> _Collection entries_
>>>>>

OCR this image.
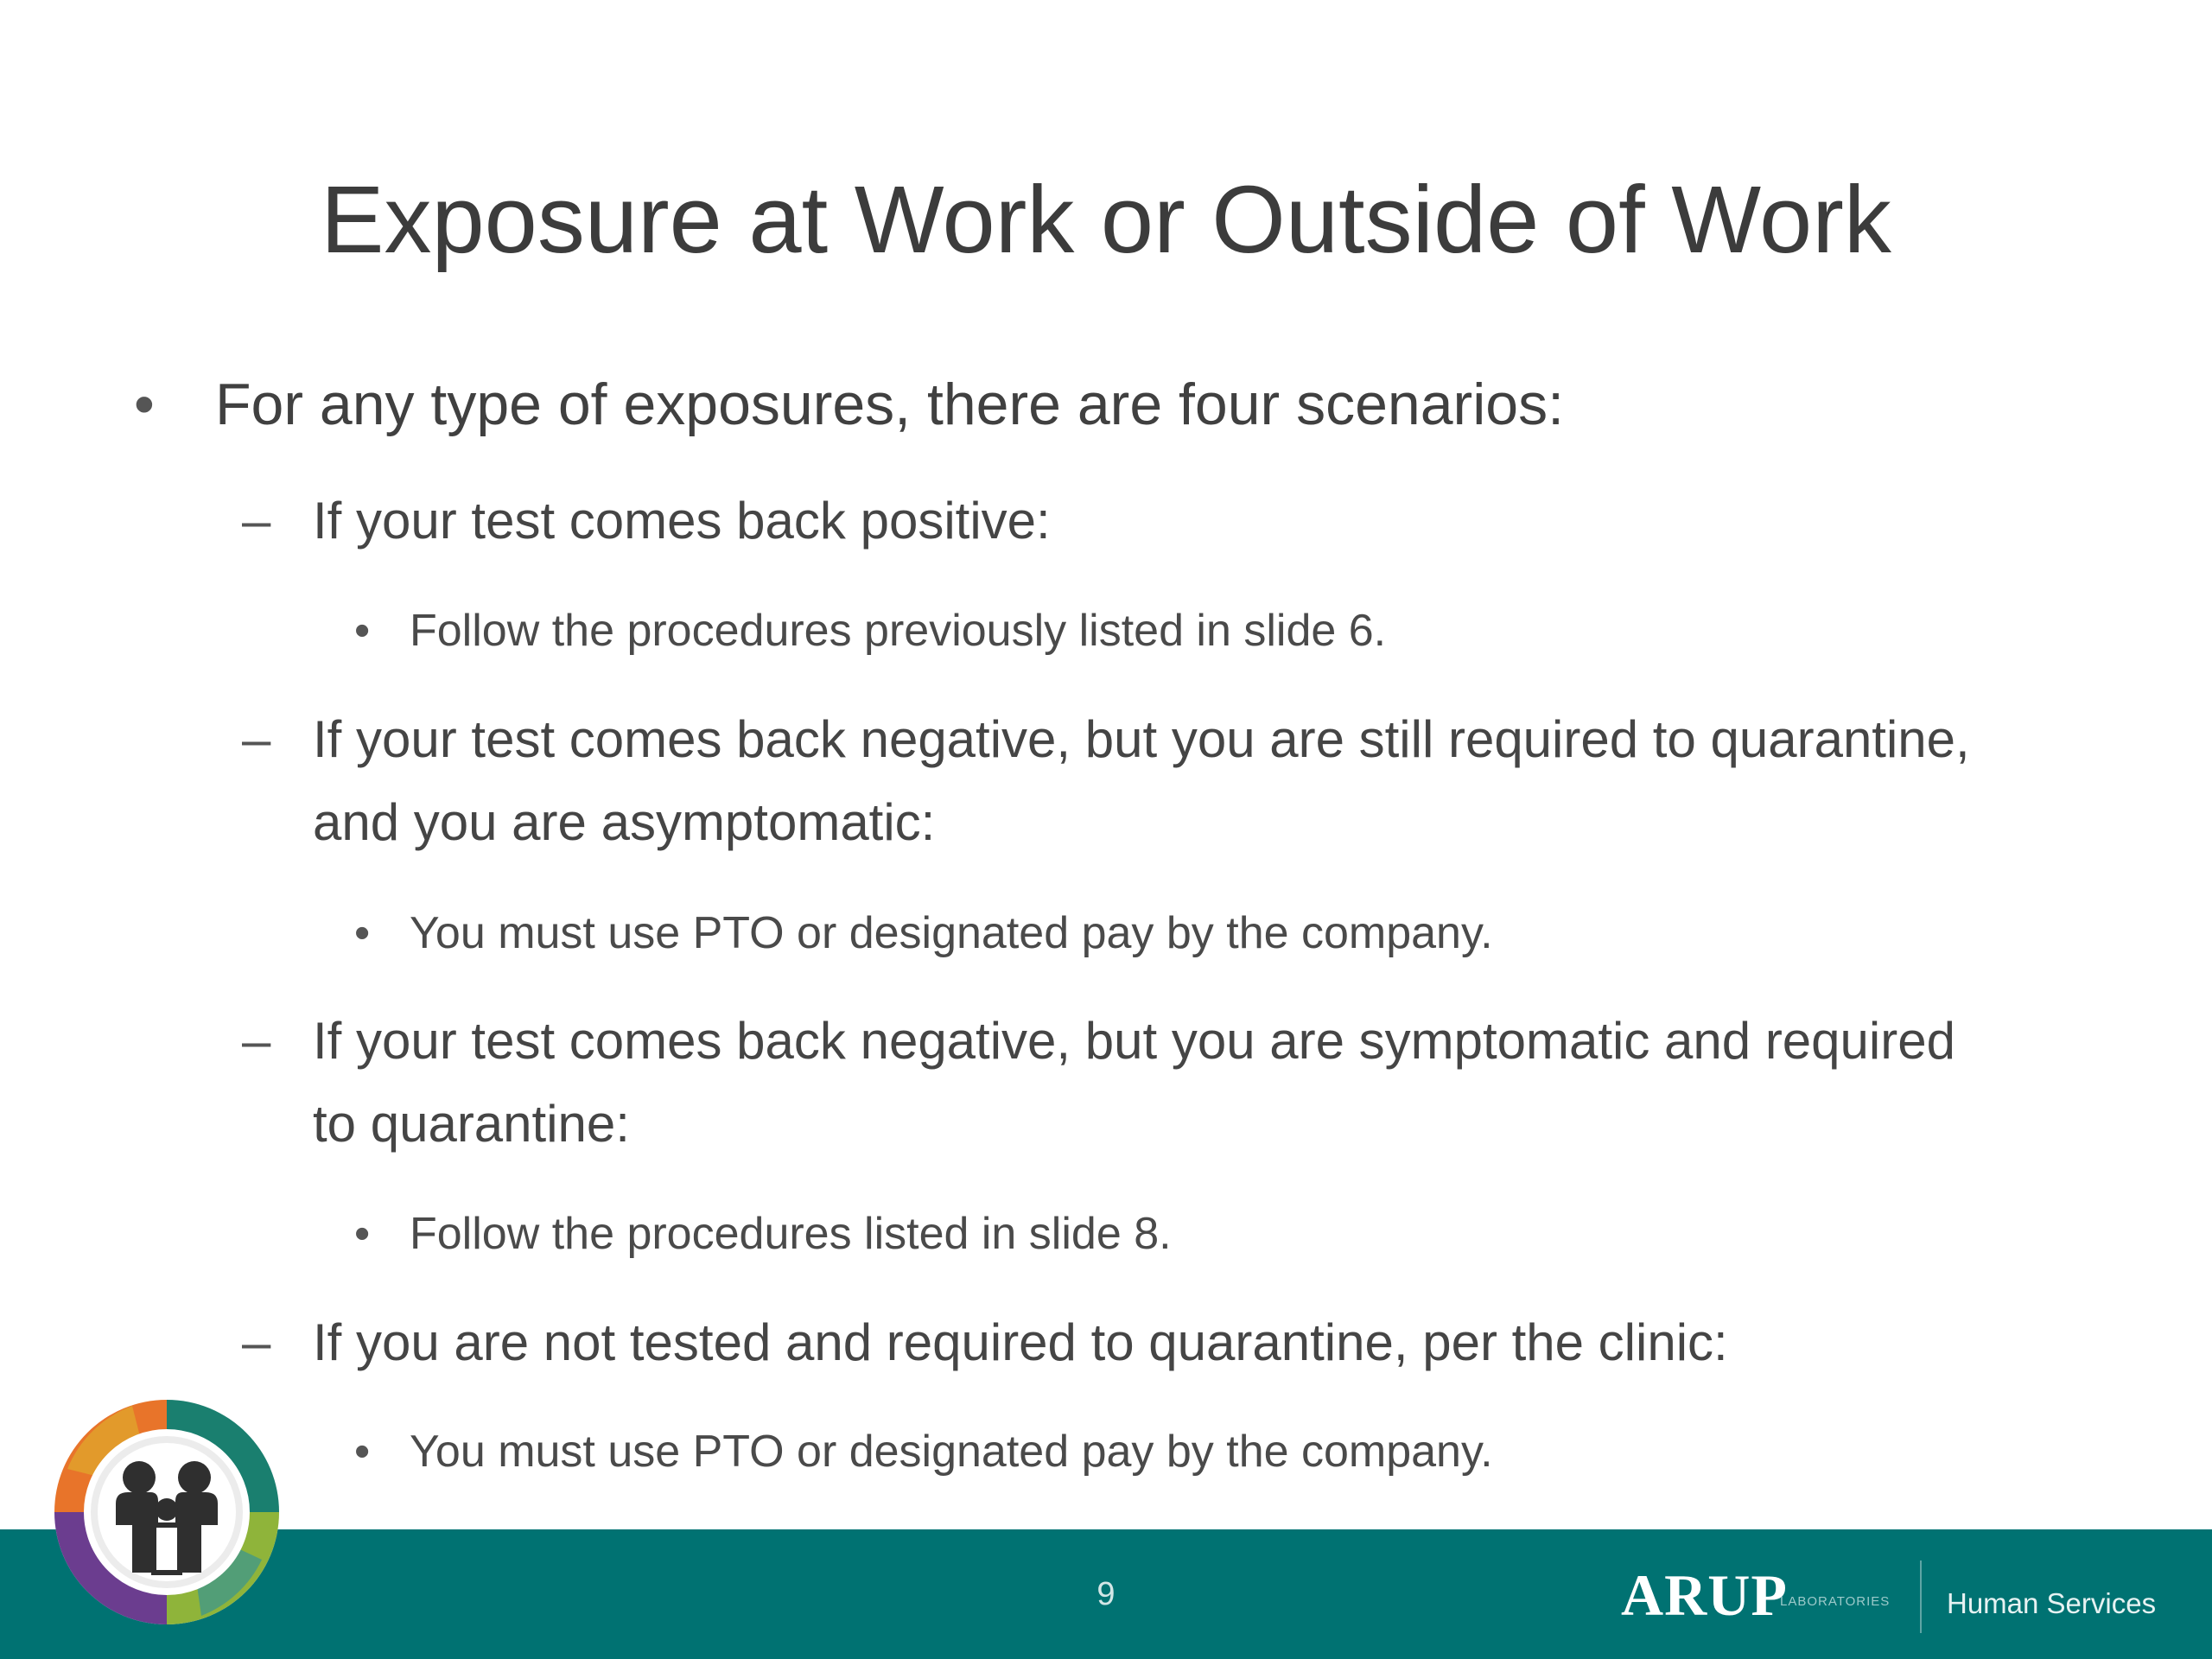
Exposure at Work or Outside of Work
• For any type of exposures, there are four scenarios:
– If your test comes back positive:
• Follow the procedures previously listed in slide 6.
– If your test comes back negative, but you are still required to quarantine,
and you are asymptomatic:
• You must use PTO or designated pay by the company.
– If your test comes back negative, but you are symptomatic and required
to quarantine:
• Follow the procedures listed in slide 8.
– If you are not tested and required to quarantine, per the clinic:
• You must use PTO or designated pay by the company.
9	ARUP
LABORATORIES Human Services
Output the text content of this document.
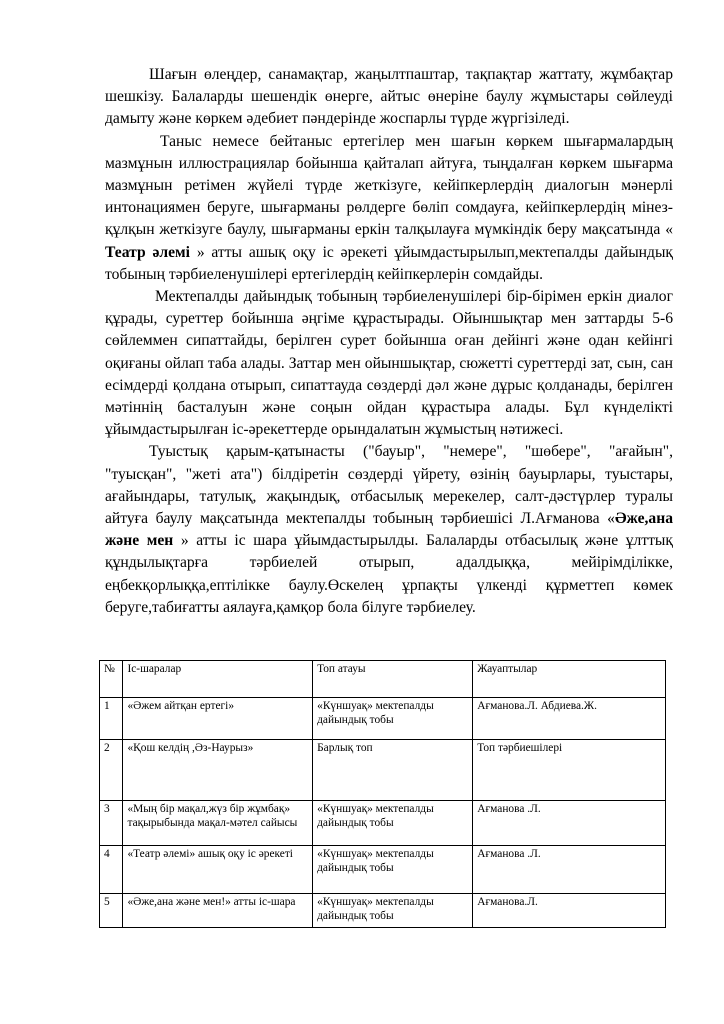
Шағын өлеңдер, санамақтар, жаңылтпаштар, тақпақтар жаттату, жұмбақтар шешкізу. Балаларды шешендік өнерге, айтыс өнеріне баулу жұмыстары сөйлеуді дамыту және көркем әдебиет пәндерінде жоспарлы түрде жүргізіледі.

Таныс немесе бейтаныс ертегілер мен шағын көркем шығармалардың мазмұнын иллюстрациялар бойынша қайталап айтуға, тыңдалған көркем шығарма мазмұнын ретімен жүйелі түрде жеткізуге, кейіпкерлердің диалогын мәнерлі интонациямен беруге, шығарманы рөлдерге бөліп сомдауға, кейіпкерлердің мінез-құлқын жеткізуге баулу, шығарманы еркін талқылауға мүмкіндік беру мақсатында « Театр әлемі » атты ашық оқу іс әрекеті ұйымдастырылып,мектепалды дайындық тобының тәрбиеленушілері ертегілердің кейіпкерлерін сомдайды.

Мектепалды дайындық тобының тәрбиеленушілері бір-бірімен еркін диалог құрады, суреттер бойынша әңгіме құрастырады. Ойыншықтар мен заттарды 5-6 сөйлеммен сипаттайды, берілген сурет бойынша оған дейінгі және одан кейінгі оқиғаны ойлап таба алады. Заттар мен ойыншықтар, сюжетті суреттерді зат, сын, сан есімдерді қолдана отырып, сипаттауда сөздерді дәл және дұрыс қолданады, берілген мәтіннің басталуын және соңын ойдан құрастыра алады. Бұл күнделікті ұйымдастырылған іс-әрекеттерде орындалатын жұмыстың нәтижесі.

Туыстық қарым-қатынасты ("бауыр", "немере", "шөбере", "ағайын", "туысқан", "жеті ата") білдіретін сөздерді үйрету, өзінің бауырлары, туыстары, ағайындары, татулық, жақындық, отбасылық мерекелер, салт-дәстүрлер туралы айтуға баулу мақсатында мектепалды тобының тәрбиешісі Л.Ағманова «Әже,ана және мен » атты іс шара ұйымдастырылды. Балаларды отбасылық және ұлттық құндылықтарға тәрбиелей отырып, адалдыққа, мейірімділікке, еңбекқорлыққа,ептілікке баулу.Өскелең ұрпақты үлкенді құрметтеп көмек беруге,табиғатты аялауға,қамқор бола білуге тәрбиелеу.

№	Іс-шаралар	Топ атауы	Жауаптылар
1	«Әжем айтқан ертегі»	«Күншуақ» мектепалды дайындық тобы	Ағманова.Л. Абдиева.Ж.
2	«Қош келдің ,Әз-Наурыз»	Барлық топ	Топ тәрбиешілері
3	«Мың бір мақал,жүз бір жұмбақ» тақырыбында мақал-мәтел сайысы	«Күншуақ» мектепалды дайындық тобы	Ағманова .Л.
4	«Театр әлемі» ашық оқу іс әрекеті	«Күншуақ» мектепалды дайындық тобы	Ағманова .Л.
5	«Әже,ана және мен!» атты іс-шара	«Күншуақ» мектепалды дайындық тобы	Ағманова.Л.
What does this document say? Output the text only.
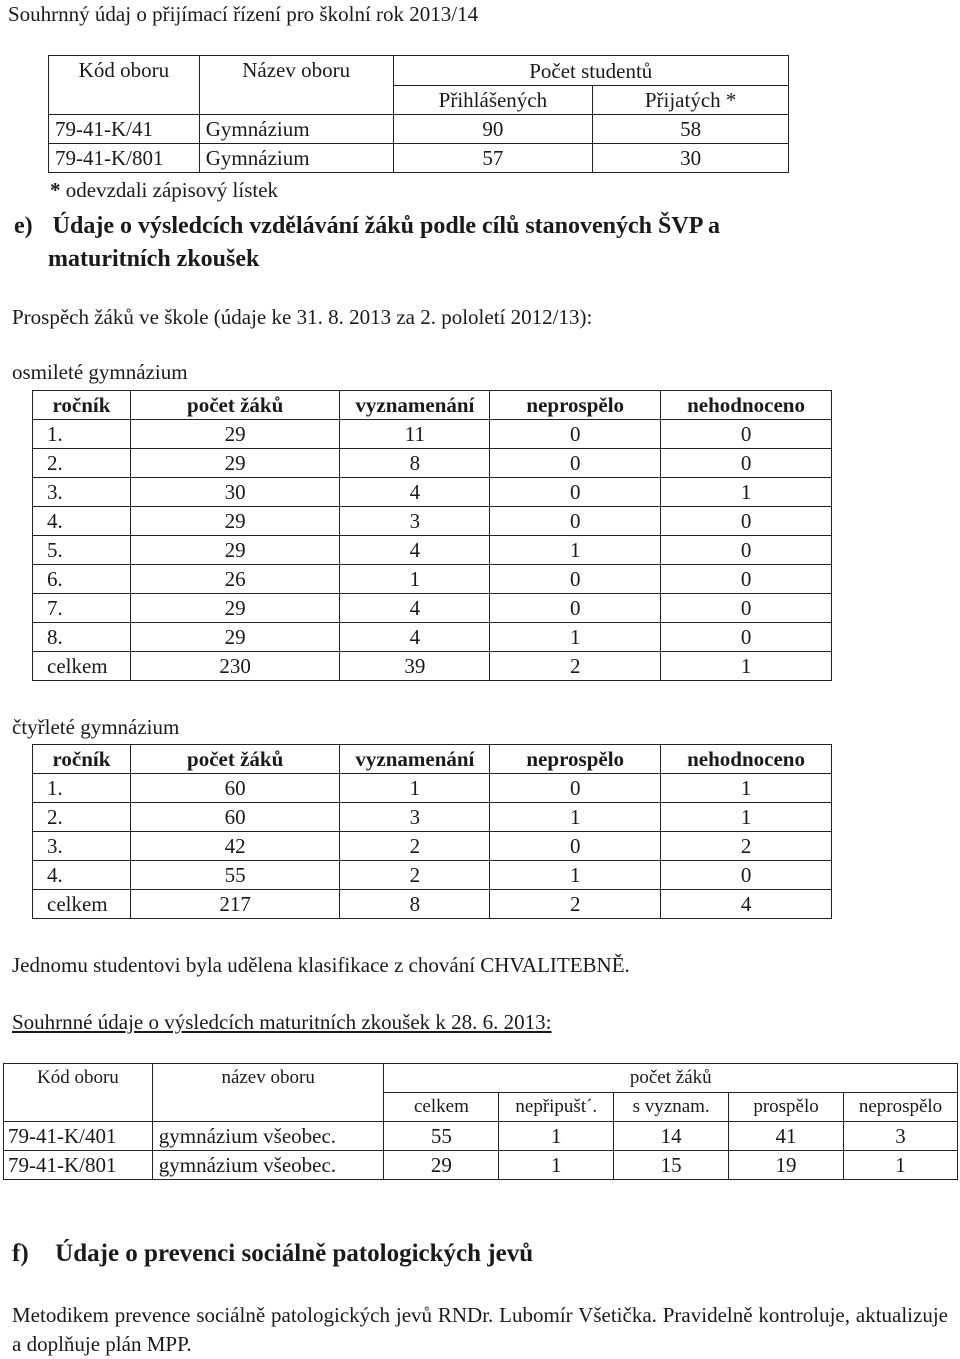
Souhrnný údaj o přijímací řízení pro školní rok 2013/14
Kód oboru	Název oboru	Počet studentů	
		Přihlášených	Přijatých *
79-41-K/41	Gymnázium	90	58
79-41-K/801	Gymnázium	57	30
* odevzdali zápisový lístek
e) Údaje o výsledcích vzdělávání žáků podle cílů stanovených ŠVP a
maturitních zkoušek
Prospěch žáků ve škole (údaje ke 31. 8. 2013 za 2. pololetí 2012/13):
osmileté gymnázium
ročník	počet žáků	vyznamenání	neprospělo	nehodnoceno
1.	29	11	0	0
2.	29	8	0	0
3.	30	4	0	1
4.	29	3	0	0
5.	29	4	1	0
6.	26	1	0	0
7.	29	4	0	0
8.	29	4	1	0
celkem	230	39	2	1
čtyřleté gymnázium
ročník	počet žáků	vyznamenání	neprospělo	nehodnoceno
1.	60	1	0	1
2.	60	3	1	1
3.	42	2	0	2
4.	55	2	1	0
celkem	217	8	2	4
Jednomu studentovi byla udělena klasifikace z chování CHVALITEBNĚ.
Souhrnné údaje o výsledcích maturitních zkoušek k 28. 6. 2013:
Kód oboru	název oboru	počet žáků				
		celkem	nepřipušt´.	s vyznam.	prospělo	neprospělo
79-41-K/401	gymnázium všeobec.	55	1	14	41	3
79-41-K/801	gymnázium všeobec.	29	1	15	19	1
f) Údaje o prevenci sociálně patologických jevů
Metodikem prevence sociálně patologických jevů RNDr. Lubomír Všetička. Pravidelně kontroluje, aktualizuje a doplňuje plán MPP.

<<<<<

> _INSTRUCTIONS FOR THE TASK_
Where a line above includes "this", copy that line.

> _EXERCISE ANSWER_
OCR this image.
Output the text content of this document.
What does this document say? Output the text only.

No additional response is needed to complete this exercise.